Using the records below, locate all lines containing "seed" and return them.

__________

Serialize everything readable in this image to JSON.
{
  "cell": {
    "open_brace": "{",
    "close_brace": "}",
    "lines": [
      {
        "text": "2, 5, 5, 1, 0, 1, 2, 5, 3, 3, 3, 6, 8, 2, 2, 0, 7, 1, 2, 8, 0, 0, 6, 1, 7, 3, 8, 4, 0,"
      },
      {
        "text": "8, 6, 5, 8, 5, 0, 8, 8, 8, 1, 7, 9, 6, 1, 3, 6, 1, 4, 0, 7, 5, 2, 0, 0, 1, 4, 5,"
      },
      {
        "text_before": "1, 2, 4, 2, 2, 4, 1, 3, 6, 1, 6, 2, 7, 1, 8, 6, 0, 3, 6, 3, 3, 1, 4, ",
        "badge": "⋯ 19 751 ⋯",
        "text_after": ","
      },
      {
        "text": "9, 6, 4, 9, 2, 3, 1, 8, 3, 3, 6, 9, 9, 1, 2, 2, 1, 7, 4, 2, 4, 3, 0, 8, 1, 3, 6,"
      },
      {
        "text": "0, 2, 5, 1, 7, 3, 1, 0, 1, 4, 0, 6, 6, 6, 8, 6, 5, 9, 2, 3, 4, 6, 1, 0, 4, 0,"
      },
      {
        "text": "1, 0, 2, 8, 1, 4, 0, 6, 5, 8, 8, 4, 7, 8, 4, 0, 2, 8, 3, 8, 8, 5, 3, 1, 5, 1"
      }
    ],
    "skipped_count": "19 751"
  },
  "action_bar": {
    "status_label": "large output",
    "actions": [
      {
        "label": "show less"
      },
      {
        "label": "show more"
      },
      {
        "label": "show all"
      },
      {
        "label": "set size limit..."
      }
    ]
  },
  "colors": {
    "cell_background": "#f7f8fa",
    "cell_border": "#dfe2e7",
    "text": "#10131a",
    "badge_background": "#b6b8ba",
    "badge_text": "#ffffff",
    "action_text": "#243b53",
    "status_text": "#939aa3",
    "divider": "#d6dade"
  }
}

__________

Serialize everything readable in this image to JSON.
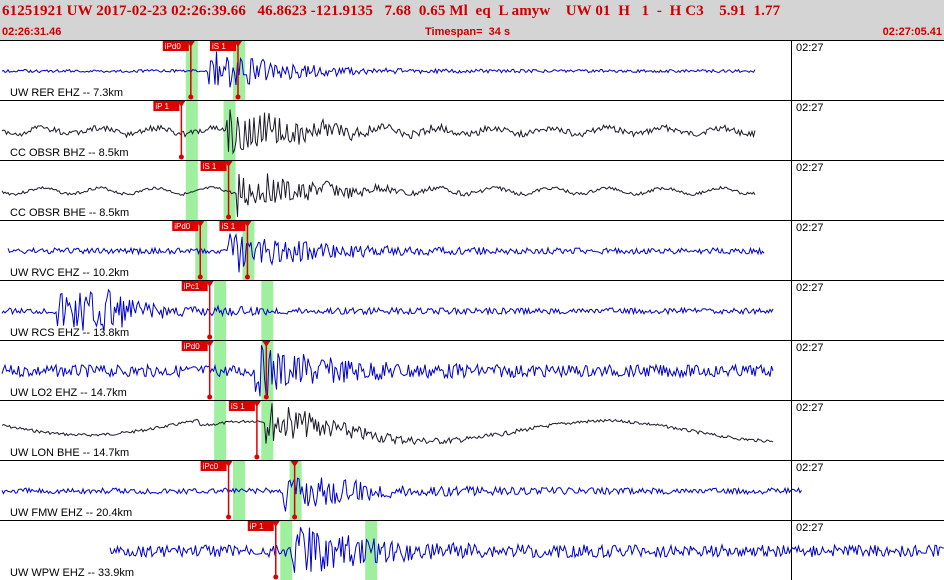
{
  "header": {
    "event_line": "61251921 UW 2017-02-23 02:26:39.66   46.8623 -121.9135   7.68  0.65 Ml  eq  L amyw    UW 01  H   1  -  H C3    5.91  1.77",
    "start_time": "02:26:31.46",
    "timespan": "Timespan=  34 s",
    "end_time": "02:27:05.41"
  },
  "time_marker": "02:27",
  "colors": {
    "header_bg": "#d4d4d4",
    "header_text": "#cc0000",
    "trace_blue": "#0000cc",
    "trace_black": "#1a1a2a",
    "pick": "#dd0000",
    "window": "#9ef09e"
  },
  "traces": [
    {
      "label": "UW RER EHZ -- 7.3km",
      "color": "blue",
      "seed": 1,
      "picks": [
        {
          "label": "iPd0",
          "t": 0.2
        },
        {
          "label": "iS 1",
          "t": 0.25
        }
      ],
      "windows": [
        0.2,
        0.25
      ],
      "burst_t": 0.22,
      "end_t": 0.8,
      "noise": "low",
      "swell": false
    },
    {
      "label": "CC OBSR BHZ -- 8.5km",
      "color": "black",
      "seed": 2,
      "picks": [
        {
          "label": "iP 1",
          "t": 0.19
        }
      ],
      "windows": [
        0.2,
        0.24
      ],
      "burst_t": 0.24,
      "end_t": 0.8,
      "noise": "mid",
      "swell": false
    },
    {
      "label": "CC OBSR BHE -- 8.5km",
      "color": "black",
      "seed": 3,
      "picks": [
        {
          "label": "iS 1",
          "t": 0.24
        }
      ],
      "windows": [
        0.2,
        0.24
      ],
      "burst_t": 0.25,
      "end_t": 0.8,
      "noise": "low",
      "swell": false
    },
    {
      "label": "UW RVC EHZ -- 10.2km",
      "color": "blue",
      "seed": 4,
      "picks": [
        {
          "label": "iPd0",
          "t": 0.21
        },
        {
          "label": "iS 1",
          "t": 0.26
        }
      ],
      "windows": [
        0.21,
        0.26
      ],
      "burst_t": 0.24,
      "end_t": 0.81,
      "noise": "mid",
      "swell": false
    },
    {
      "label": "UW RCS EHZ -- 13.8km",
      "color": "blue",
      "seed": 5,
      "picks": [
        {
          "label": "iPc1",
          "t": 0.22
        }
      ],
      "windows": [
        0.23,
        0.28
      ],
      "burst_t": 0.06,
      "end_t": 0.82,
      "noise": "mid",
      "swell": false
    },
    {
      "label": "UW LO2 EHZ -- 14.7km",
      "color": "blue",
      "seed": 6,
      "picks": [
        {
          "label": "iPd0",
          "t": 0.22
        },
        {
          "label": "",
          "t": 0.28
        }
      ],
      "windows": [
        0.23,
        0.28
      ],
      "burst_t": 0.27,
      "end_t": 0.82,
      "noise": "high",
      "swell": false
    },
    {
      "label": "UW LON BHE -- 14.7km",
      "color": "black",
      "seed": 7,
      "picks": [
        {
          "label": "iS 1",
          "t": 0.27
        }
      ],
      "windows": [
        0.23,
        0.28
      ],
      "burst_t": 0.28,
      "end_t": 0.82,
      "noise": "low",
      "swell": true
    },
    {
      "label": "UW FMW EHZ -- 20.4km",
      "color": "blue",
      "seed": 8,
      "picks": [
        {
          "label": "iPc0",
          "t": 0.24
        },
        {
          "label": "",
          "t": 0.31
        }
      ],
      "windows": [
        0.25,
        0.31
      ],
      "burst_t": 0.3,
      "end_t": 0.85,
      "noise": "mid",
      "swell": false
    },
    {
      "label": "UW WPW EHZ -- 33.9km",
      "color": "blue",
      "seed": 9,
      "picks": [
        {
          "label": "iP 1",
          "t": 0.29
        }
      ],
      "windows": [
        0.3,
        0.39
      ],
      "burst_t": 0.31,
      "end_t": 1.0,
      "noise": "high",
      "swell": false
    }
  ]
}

__________

OUTPUT FOR THIS TASK:
      "seed": 1,
      "seed": 2,
      "seed": 3,
      "seed": 4,
      "seed": 5,
      "seed": 6,
      "seed": 7,
      "seed": 8,
      "seed": 9,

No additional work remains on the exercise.